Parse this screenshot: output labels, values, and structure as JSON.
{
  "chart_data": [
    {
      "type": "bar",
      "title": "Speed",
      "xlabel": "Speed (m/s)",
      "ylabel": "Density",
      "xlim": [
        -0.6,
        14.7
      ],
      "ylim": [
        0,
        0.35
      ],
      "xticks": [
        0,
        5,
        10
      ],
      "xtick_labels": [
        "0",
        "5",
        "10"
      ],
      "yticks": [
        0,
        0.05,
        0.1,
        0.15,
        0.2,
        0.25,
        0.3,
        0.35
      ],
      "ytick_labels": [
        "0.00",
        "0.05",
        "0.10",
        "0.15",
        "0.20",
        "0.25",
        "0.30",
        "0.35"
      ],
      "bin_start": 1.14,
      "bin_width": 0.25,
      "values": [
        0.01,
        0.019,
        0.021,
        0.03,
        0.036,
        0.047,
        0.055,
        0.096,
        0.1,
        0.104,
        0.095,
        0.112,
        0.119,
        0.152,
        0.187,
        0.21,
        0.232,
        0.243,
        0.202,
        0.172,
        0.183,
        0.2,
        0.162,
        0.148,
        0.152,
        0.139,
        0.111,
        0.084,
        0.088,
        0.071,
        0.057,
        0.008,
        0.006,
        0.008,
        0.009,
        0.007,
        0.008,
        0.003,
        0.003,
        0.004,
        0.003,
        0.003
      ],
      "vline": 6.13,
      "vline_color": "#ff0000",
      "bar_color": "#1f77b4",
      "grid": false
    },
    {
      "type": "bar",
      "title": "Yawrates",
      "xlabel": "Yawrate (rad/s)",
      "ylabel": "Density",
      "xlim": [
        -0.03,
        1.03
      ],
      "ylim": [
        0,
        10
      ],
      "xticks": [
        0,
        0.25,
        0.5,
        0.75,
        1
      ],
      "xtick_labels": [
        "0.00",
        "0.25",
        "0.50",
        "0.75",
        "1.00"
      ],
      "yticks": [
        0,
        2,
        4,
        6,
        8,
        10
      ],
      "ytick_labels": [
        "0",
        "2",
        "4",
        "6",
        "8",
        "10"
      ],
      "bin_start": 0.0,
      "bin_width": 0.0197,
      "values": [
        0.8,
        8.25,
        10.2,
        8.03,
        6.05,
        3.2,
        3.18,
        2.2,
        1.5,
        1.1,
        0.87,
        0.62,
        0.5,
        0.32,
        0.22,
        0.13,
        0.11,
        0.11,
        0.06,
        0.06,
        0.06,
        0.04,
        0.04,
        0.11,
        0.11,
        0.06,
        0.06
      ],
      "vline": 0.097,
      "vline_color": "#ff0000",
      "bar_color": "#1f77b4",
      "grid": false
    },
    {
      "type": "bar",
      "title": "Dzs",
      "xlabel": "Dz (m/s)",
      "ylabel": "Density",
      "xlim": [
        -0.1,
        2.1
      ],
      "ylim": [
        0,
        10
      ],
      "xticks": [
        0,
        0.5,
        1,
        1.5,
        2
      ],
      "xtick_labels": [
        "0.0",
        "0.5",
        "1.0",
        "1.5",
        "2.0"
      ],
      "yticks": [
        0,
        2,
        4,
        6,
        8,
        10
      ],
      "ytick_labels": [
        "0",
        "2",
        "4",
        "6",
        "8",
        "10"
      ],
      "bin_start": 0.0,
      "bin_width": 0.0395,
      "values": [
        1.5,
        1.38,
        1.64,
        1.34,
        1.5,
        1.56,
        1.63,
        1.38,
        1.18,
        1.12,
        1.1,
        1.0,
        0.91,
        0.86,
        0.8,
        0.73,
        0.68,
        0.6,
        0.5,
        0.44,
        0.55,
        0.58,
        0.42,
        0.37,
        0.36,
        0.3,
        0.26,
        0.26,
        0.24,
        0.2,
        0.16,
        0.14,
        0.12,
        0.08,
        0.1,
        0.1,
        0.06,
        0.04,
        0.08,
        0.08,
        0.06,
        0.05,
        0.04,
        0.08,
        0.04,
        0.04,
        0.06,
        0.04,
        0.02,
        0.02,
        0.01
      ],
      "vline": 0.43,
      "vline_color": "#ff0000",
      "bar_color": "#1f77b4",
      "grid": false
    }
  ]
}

-=-=-

• **TASK STATEMENT**:
Using the listing above, pick out each line that contains the word "title", then copy it.

• **FULL ANSWER**:
      "title": "Speed",
      "title": "Yawrates",
      "title": "Dzs",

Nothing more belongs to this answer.